• Exercise details: Write out the material below exactly, beginning at the line that contains "Output the text content of this document." and ending with its last line, both ends included; write nothing else.

— BEGIN Given records —

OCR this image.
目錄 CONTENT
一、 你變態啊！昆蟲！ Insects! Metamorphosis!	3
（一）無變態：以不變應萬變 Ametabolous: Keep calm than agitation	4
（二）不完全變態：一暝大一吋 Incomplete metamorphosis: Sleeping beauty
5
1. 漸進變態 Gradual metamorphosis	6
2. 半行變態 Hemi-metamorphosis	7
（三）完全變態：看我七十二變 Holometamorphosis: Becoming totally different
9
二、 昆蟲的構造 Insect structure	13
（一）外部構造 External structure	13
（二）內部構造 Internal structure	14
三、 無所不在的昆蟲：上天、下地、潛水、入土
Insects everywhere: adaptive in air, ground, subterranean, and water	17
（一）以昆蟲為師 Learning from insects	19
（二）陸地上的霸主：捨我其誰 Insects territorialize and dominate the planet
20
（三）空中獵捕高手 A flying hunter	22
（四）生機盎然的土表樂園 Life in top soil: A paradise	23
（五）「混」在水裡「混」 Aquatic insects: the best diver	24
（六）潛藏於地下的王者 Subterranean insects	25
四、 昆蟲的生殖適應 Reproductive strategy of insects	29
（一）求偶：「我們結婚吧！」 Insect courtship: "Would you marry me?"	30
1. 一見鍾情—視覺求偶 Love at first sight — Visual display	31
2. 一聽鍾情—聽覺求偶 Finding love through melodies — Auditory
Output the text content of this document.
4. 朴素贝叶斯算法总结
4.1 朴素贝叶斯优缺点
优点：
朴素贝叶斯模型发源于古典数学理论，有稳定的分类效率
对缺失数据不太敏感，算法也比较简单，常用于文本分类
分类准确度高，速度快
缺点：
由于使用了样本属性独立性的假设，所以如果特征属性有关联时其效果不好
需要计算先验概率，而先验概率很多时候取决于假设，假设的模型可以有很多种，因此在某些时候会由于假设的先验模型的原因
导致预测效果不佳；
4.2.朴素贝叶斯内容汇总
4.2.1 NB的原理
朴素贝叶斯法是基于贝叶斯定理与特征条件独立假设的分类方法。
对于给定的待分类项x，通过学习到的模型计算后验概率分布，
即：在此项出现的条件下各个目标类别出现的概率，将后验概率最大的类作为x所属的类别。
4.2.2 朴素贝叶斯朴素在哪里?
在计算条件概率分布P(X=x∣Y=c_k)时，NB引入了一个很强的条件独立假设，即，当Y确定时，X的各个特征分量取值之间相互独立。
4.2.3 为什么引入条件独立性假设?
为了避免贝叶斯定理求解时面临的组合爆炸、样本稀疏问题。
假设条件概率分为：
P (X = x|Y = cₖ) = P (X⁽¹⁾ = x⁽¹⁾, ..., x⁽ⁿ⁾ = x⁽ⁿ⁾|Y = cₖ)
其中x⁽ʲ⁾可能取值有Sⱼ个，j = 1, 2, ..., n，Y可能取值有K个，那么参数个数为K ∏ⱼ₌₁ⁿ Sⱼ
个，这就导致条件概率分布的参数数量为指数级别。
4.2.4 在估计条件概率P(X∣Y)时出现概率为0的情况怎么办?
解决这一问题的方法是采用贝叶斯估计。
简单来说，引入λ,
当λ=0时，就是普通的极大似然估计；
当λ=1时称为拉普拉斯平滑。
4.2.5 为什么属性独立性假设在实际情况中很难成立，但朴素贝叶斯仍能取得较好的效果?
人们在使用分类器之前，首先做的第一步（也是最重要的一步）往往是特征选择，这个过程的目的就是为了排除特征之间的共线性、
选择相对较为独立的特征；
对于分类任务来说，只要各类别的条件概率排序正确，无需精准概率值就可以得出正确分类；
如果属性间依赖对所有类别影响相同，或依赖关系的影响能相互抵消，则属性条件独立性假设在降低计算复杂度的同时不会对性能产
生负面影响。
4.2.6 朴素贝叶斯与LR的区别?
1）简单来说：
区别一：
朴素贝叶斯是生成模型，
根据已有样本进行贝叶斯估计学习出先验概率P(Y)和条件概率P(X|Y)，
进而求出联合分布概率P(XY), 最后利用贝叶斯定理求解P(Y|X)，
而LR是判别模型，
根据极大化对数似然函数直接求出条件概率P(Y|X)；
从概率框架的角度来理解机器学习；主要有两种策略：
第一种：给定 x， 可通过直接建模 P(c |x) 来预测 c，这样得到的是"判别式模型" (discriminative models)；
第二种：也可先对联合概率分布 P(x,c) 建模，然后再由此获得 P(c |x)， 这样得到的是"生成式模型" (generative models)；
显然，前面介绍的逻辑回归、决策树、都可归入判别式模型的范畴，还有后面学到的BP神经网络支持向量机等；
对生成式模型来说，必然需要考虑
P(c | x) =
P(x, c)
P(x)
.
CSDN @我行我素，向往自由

— END Given records —

• Expected output:
Output the text content of this document.
4. 朴素贝叶斯算法总结
4.1 朴素贝叶斯优缺点
优点：
朴素贝叶斯模型发源于古典数学理论，有稳定的分类效率
对缺失数据不太敏感，算法也比较简单，常用于文本分类
分类准确度高，速度快
缺点：
由于使用了样本属性独立性的假设，所以如果特征属性有关联时其效果不好
需要计算先验概率，而先验概率很多时候取决于假设，假设的模型可以有很多种，因此在某些时候会由于假设的先验模型的原因
导致预测效果不佳；
4.2.朴素贝叶斯内容汇总
4.2.1 NB的原理
朴素贝叶斯法是基于贝叶斯定理与特征条件独立假设的分类方法。
对于给定的待分类项x，通过学习到的模型计算后验概率分布，
即：在此项出现的条件下各个目标类别出现的概率，将后验概率最大的类作为x所属的类别。
4.2.2 朴素贝叶斯朴素在哪里?
在计算条件概率分布P(X=x∣Y=c_k)时，NB引入了一个很强的条件独立假设，即，当Y确定时，X的各个特征分量取值之间相互独立。
4.2.3 为什么引入条件独立性假设?
为了避免贝叶斯定理求解时面临的组合爆炸、样本稀疏问题。
假设条件概率分为：
P (X = x|Y = cₖ) = P (X⁽¹⁾ = x⁽¹⁾, ..., x⁽ⁿ⁾ = x⁽ⁿ⁾|Y = cₖ)
其中x⁽ʲ⁾可能取值有Sⱼ个，j = 1, 2, ..., n，Y可能取值有K个，那么参数个数为K ∏ⱼ₌₁ⁿ Sⱼ
个，这就导致条件概率分布的参数数量为指数级别。
4.2.4 在估计条件概率P(X∣Y)时出现概率为0的情况怎么办?
解决这一问题的方法是采用贝叶斯估计。
简单来说，引入λ,
当λ=0时，就是普通的极大似然估计；
当λ=1时称为拉普拉斯平滑。
4.2.5 为什么属性独立性假设在实际情况中很难成立，但朴素贝叶斯仍能取得较好的效果?
人们在使用分类器之前，首先做的第一步（也是最重要的一步）往往是特征选择，这个过程的目的就是为了排除特征之间的共线性、
选择相对较为独立的特征；
对于分类任务来说，只要各类别的条件概率排序正确，无需精准概率值就可以得出正确分类；
如果属性间依赖对所有类别影响相同，或依赖关系的影响能相互抵消，则属性条件独立性假设在降低计算复杂度的同时不会对性能产
生负面影响。
4.2.6 朴素贝叶斯与LR的区别?
1）简单来说：
区别一：
朴素贝叶斯是生成模型，
根据已有样本进行贝叶斯估计学习出先验概率P(Y)和条件概率P(X|Y)，
进而求出联合分布概率P(XY), 最后利用贝叶斯定理求解P(Y|X)，
而LR是判别模型，
根据极大化对数似然函数直接求出条件概率P(Y|X)；
从概率框架的角度来理解机器学习；主要有两种策略：
第一种：给定 x， 可通过直接建模 P(c |x) 来预测 c，这样得到的是"判别式模型" (discriminative models)；
第二种：也可先对联合概率分布 P(x,c) 建模，然后再由此获得 P(c |x)， 这样得到的是"生成式模型" (generative models)；
显然，前面介绍的逻辑回归、决策树、都可归入判别式模型的范畴，还有后面学到的BP神经网络支持向量机等；
对生成式模型来说，必然需要考虑
P(c | x) =
P(x, c)
P(x)
.
CSDN @我行我素，向往自由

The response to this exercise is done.